WORK TO BE COMPLETED: Transcribe the full listing below exactly.

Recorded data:

* * *

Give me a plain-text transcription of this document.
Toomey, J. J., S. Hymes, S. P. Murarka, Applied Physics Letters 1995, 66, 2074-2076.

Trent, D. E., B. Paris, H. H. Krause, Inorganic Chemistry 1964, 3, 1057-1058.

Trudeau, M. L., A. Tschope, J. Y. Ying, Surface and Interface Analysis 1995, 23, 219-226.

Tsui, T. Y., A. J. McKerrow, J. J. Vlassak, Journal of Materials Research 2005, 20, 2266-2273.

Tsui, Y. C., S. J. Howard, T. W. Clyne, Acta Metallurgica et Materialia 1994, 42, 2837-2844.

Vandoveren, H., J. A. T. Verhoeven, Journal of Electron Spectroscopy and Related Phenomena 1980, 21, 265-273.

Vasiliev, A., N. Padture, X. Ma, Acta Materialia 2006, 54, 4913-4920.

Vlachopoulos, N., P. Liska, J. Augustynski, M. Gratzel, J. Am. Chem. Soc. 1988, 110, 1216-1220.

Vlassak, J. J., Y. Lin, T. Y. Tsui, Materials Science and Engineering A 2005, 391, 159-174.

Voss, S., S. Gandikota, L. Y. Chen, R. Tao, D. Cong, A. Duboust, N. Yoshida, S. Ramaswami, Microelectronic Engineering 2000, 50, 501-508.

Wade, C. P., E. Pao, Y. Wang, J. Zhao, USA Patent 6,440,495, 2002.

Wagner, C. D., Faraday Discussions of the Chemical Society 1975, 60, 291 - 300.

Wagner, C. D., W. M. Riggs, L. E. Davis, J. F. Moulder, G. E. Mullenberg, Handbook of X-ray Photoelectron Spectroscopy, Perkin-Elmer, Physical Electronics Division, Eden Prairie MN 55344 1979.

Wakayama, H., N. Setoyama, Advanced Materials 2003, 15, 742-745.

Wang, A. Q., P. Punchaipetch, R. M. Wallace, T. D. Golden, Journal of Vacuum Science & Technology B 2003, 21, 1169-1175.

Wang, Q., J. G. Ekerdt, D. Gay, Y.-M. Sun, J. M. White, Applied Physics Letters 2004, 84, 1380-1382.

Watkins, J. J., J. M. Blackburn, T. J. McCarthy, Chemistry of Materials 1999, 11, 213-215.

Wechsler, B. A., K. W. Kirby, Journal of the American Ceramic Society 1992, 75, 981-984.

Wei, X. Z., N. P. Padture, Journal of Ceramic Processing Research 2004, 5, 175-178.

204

* * *

RESPONSE FOR THIS EXERCISE:
Give me a plain-text transcription of this document.
Toomey, J. J., S. Hymes, S. P. Murarka, Applied Physics Letters 1995, 66, 2074-2076.

Trent, D. E., B. Paris, H. H. Krause, Inorganic Chemistry 1964, 3, 1057-1058.

Trudeau, M. L., A. Tschope, J. Y. Ying, Surface and Interface Analysis 1995, 23, 219-226.

Tsui, T. Y., A. J. McKerrow, J. J. Vlassak, Journal of Materials Research 2005, 20, 2266-2273.

Tsui, Y. C., S. J. Howard, T. W. Clyne, Acta Metallurgica et Materialia 1994, 42, 2837-2844.

Vandoveren, H., J. A. T. Verhoeven, Journal of Electron Spectroscopy and Related Phenomena 1980, 21, 265-273.

Vasiliev, A., N. Padture, X. Ma, Acta Materialia 2006, 54, 4913-4920.

Vlachopoulos, N., P. Liska, J. Augustynski, M. Gratzel, J. Am. Chem. Soc. 1988, 110, 1216-1220.

Vlassak, J. J., Y. Lin, T. Y. Tsui, Materials Science and Engineering A 2005, 391, 159-174.

Voss, S., S. Gandikota, L. Y. Chen, R. Tao, D. Cong, A. Duboust, N. Yoshida, S. Ramaswami, Microelectronic Engineering 2000, 50, 501-508.

Wade, C. P., E. Pao, Y. Wang, J. Zhao, USA Patent 6,440,495, 2002.

Wagner, C. D., Faraday Discussions of the Chemical Society 1975, 60, 291 - 300.

Wagner, C. D., W. M. Riggs, L. E. Davis, J. F. Moulder, G. E. Mullenberg, Handbook of X-ray Photoelectron Spectroscopy, Perkin-Elmer, Physical Electronics Division, Eden Prairie MN 55344 1979.

Wakayama, H., N. Setoyama, Advanced Materials 2003, 15, 742-745.

Wang, A. Q., P. Punchaipetch, R. M. Wallace, T. D. Golden, Journal of Vacuum Science & Technology B 2003, 21, 1169-1175.

Wang, Q., J. G. Ekerdt, D. Gay, Y.-M. Sun, J. M. White, Applied Physics Letters 2004, 84, 1380-1382.

Watkins, J. J., J. M. Blackburn, T. J. McCarthy, Chemistry of Materials 1999, 11, 213-215.

Wechsler, B. A., K. W. Kirby, Journal of the American Ceramic Society 1992, 75, 981-984.

Wei, X. Z., N. P. Padture, Journal of Ceramic Processing Research 2004, 5, 175-178.

204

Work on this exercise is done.